**GOAL:** Reproduce the listing below verbatim.

Data records:
┌────────
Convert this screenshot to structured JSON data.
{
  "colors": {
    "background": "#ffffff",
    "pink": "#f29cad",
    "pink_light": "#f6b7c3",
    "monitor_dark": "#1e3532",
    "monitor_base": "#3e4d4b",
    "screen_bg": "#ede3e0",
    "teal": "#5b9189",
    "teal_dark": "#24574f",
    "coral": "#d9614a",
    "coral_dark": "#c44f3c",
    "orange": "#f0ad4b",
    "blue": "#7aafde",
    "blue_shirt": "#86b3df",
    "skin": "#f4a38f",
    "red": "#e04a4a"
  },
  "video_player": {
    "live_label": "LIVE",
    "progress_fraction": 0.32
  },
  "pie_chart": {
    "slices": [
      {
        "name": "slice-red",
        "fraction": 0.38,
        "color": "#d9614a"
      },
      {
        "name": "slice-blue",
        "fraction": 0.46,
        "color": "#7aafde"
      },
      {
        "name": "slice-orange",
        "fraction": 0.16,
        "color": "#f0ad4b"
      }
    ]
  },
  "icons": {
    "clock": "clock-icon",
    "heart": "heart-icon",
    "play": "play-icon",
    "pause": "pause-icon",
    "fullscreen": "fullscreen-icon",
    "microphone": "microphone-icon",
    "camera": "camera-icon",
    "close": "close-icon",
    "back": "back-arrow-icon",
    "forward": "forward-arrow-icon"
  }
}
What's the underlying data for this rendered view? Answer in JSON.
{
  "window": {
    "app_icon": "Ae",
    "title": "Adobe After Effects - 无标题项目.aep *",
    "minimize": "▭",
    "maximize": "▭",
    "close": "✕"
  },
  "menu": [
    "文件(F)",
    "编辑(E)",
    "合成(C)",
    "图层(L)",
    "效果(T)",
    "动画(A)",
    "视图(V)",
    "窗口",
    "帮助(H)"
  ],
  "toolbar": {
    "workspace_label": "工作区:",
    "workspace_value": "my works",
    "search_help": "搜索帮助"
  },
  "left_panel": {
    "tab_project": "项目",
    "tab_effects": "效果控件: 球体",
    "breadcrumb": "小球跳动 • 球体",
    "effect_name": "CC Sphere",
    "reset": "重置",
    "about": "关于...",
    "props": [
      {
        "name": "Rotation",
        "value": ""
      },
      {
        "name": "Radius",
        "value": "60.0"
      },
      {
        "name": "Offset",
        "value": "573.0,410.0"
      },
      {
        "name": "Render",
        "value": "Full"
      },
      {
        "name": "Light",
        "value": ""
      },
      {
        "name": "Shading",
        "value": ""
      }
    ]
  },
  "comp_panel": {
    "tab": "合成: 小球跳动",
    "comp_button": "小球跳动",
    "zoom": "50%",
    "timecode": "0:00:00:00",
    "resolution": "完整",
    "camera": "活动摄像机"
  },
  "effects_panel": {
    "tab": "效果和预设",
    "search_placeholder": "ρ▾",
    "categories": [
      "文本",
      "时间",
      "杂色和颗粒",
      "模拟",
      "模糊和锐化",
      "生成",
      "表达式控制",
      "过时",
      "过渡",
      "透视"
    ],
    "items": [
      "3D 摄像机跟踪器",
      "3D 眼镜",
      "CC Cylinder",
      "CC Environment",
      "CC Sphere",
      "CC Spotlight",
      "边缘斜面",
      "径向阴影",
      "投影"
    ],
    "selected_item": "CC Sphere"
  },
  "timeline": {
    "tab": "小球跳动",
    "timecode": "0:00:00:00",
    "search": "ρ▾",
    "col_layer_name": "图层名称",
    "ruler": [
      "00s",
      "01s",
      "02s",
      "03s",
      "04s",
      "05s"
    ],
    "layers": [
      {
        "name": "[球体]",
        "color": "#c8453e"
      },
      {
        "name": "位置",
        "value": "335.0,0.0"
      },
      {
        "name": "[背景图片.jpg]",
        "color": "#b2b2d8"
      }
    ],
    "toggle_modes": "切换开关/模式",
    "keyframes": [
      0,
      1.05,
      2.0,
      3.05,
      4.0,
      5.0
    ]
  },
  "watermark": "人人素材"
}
└────────
**RESULT OF THIS EXERCISE:**
Convert this screenshot to structured JSON data.
{
  "colors": {
    "background": "#ffffff",
    "pink": "#f29cad",
    "pink_light": "#f6b7c3",
    "monitor_dark": "#1e3532",
    "monitor_base": "#3e4d4b",
    "screen_bg": "#ede3e0",
    "teal": "#5b9189",
    "teal_dark": "#24574f",
    "coral": "#d9614a",
    "coral_dark": "#c44f3c",
    "orange": "#f0ad4b",
    "blue": "#7aafde",
    "blue_shirt": "#86b3df",
    "skin": "#f4a38f",
    "red": "#e04a4a"
  },
  "video_player": {
    "live_label": "LIVE",
    "progress_fraction": 0.32
  },
  "pie_chart": {
    "slices": [
      {
        "name": "slice-red",
        "fraction": 0.38,
        "color": "#d9614a"
      },
      {
        "name": "slice-blue",
        "fraction": 0.46,
        "color": "#7aafde"
      },
      {
        "name": "slice-orange",
        "fraction": 0.16,
        "color": "#f0ad4b"
      }
    ]
  },
  "icons": {
    "clock": "clock-icon",
    "heart": "heart-icon",
    "play": "play-icon",
    "pause": "pause-icon",
    "fullscreen": "fullscreen-icon",
    "microphone": "microphone-icon",
    "camera": "camera-icon",
    "close": "close-icon",
    "back": "back-arrow-icon",
    "forward": "forward-arrow-icon"
  }
}
What's the underlying data for this rendered view? Answer in JSON.
{
  "window": {
    "app_icon": "Ae",
    "title": "Adobe After Effects - 无标题项目.aep *",
    "minimize": "▭",
    "maximize": "▭",
    "close": "✕"
  },
  "menu": [
    "文件(F)",
    "编辑(E)",
    "合成(C)",
    "图层(L)",
    "效果(T)",
    "动画(A)",
    "视图(V)",
    "窗口",
    "帮助(H)"
  ],
  "toolbar": {
    "workspace_label": "工作区:",
    "workspace_value": "my works",
    "search_help": "搜索帮助"
  },
  "left_panel": {
    "tab_project": "项目",
    "tab_effects": "效果控件: 球体",
    "breadcrumb": "小球跳动 • 球体",
    "effect_name": "CC Sphere",
    "reset": "重置",
    "about": "关于...",
    "props": [
      {
        "name": "Rotation",
        "value": ""
      },
      {
        "name": "Radius",
        "value": "60.0"
      },
      {
        "name": "Offset",
        "value": "573.0,410.0"
      },
      {
        "name": "Render",
        "value": "Full"
      },
      {
        "name": "Light",
        "value": ""
      },
      {
        "name": "Shading",
        "value": ""
      }
    ]
  },
  "comp_panel": {
    "tab": "合成: 小球跳动",
    "comp_button": "小球跳动",
    "zoom": "50%",
    "timecode": "0:00:00:00",
    "resolution": "完整",
    "camera": "活动摄像机"
  },
  "effects_panel": {
    "tab": "效果和预设",
    "search_placeholder": "ρ▾",
    "categories": [
      "文本",
      "时间",
      "杂色和颗粒",
      "模拟",
      "模糊和锐化",
      "生成",
      "表达式控制",
      "过时",
      "过渡",
      "透视"
    ],
    "items": [
      "3D 摄像机跟踪器",
      "3D 眼镜",
      "CC Cylinder",
      "CC Environment",
      "CC Sphere",
      "CC Spotlight",
      "边缘斜面",
      "径向阴影",
      "投影"
    ],
    "selected_item": "CC Sphere"
  },
  "timeline": {
    "tab": "小球跳动",
    "timecode": "0:00:00:00",
    "search": "ρ▾",
    "col_layer_name": "图层名称",
    "ruler": [
      "00s",
      "01s",
      "02s",
      "03s",
      "04s",
      "05s"
    ],
    "layers": [
      {
        "name": "[球体]",
        "color": "#c8453e"
      },
      {
        "name": "位置",
        "value": "335.0,0.0"
      },
      {
        "name": "[背景图片.jpg]",
        "color": "#b2b2d8"
      }
    ],
    "toggle_modes": "切换开关/模式",
    "keyframes": [
      0,
      1.05,
      2.0,
      3.05,
      4.0,
      5.0
    ]
  },
  "watermark": "人人素材"
}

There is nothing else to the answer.